PROBLEM DESCRIPTION: Using the listing below, please gather every line containing the word "Model".

DATA PROVIDED:

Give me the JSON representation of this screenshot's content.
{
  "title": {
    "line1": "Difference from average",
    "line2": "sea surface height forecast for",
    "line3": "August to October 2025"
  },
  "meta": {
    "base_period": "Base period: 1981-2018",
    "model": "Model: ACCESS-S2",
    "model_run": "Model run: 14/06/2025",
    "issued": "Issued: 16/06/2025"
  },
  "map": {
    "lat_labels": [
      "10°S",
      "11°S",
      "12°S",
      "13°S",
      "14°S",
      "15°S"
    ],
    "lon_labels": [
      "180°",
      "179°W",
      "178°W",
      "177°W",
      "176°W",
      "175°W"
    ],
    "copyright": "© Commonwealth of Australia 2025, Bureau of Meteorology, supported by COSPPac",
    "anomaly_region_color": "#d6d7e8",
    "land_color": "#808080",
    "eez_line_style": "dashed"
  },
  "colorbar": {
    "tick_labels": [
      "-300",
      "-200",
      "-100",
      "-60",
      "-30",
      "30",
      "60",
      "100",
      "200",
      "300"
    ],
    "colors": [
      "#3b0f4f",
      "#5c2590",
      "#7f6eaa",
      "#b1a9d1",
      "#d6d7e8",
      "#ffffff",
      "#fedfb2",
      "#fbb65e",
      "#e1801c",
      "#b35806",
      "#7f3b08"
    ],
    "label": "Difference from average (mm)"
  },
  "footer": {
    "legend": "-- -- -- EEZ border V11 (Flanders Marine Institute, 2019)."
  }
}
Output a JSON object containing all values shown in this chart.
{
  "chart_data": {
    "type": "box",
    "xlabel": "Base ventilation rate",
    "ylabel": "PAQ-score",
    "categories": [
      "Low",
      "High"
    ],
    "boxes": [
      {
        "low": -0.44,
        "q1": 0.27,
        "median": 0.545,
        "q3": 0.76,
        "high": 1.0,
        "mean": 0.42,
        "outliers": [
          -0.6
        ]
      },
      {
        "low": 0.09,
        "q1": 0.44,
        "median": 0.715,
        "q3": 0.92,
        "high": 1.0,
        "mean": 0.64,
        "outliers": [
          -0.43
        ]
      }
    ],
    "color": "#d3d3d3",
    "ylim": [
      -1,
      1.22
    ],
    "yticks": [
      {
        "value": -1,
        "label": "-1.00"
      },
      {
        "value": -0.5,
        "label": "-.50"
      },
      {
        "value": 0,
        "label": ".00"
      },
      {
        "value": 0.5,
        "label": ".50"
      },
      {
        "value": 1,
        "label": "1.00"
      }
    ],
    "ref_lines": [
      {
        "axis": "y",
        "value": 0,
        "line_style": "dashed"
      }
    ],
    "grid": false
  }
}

COMPLETE RESPONSE:
    "model": "Model: ACCESS-S2",
    "model_run": "Model run: 14/06/2025",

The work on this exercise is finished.